§ **Set problem**:
Repeat all of the material below exactly as written, images excluded.

§ **Stored data**:
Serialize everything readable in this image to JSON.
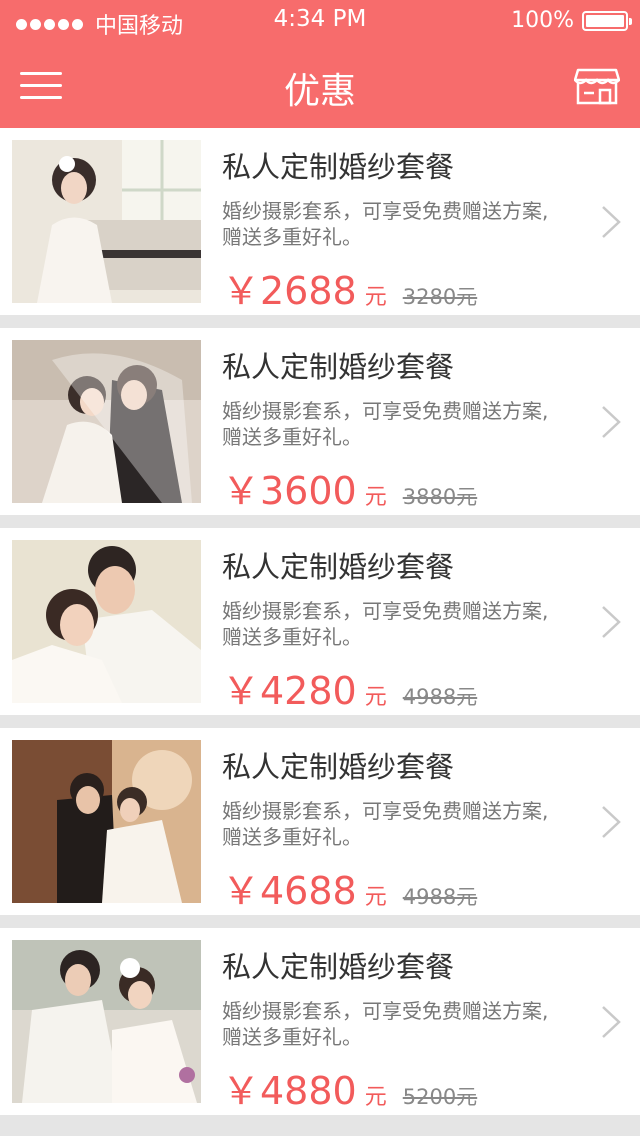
{
  "status_bar": {
    "carrier": "中国移动",
    "time": "4:34 PM",
    "battery": "100%"
  },
  "nav": {
    "title": "优惠",
    "menu_icon": "hamburger-menu-icon",
    "right_icon": "store-icon"
  },
  "colors": {
    "header": "#f76c6c",
    "price": "#f25b5b"
  },
  "packages": [
    {
      "title": "私人定制婚纱套餐",
      "description": "婚纱摄影套系，可享受免费赠送方案,赠送多重好礼。",
      "price": "￥2688",
      "unit": "元",
      "original_price": "3280元"
    },
    {
      "title": "私人定制婚纱套餐",
      "description": "婚纱摄影套系，可享受免费赠送方案,赠送多重好礼。",
      "price": "￥3600",
      "unit": "元",
      "original_price": "3880元"
    },
    {
      "title": "私人定制婚纱套餐",
      "description": "婚纱摄影套系，可享受免费赠送方案,赠送多重好礼。",
      "price": "￥4280",
      "unit": "元",
      "original_price": "4988元"
    },
    {
      "title": "私人定制婚纱套餐",
      "description": "婚纱摄影套系，可享受免费赠送方案,赠送多重好礼。",
      "price": "￥4688",
      "unit": "元",
      "original_price": "4988元"
    },
    {
      "title": "私人定制婚纱套餐",
      "description": "婚纱摄影套系，可享受免费赠送方案,赠送多重好礼。",
      "price": "￥4880",
      "unit": "元",
      "original_price": "5200元"
    }
  ]
}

§ **Correct result**:
Serialize everything readable in this image to JSON.
{
  "status_bar": {
    "carrier": "中国移动",
    "time": "4:34 PM",
    "battery": "100%"
  },
  "nav": {
    "title": "优惠",
    "menu_icon": "hamburger-menu-icon",
    "right_icon": "store-icon"
  },
  "colors": {
    "header": "#f76c6c",
    "price": "#f25b5b"
  },
  "packages": [
    {
      "title": "私人定制婚纱套餐",
      "description": "婚纱摄影套系，可享受免费赠送方案,赠送多重好礼。",
      "price": "￥2688",
      "unit": "元",
      "original_price": "3280元"
    },
    {
      "title": "私人定制婚纱套餐",
      "description": "婚纱摄影套系，可享受免费赠送方案,赠送多重好礼。",
      "price": "￥3600",
      "unit": "元",
      "original_price": "3880元"
    },
    {
      "title": "私人定制婚纱套餐",
      "description": "婚纱摄影套系，可享受免费赠送方案,赠送多重好礼。",
      "price": "￥4280",
      "unit": "元",
      "original_price": "4988元"
    },
    {
      "title": "私人定制婚纱套餐",
      "description": "婚纱摄影套系，可享受免费赠送方案,赠送多重好礼。",
      "price": "￥4688",
      "unit": "元",
      "original_price": "4988元"
    },
    {
      "title": "私人定制婚纱套餐",
      "description": "婚纱摄影套系，可享受免费赠送方案,赠送多重好礼。",
      "price": "￥4880",
      "unit": "元",
      "original_price": "5200元"
    }
  ]
}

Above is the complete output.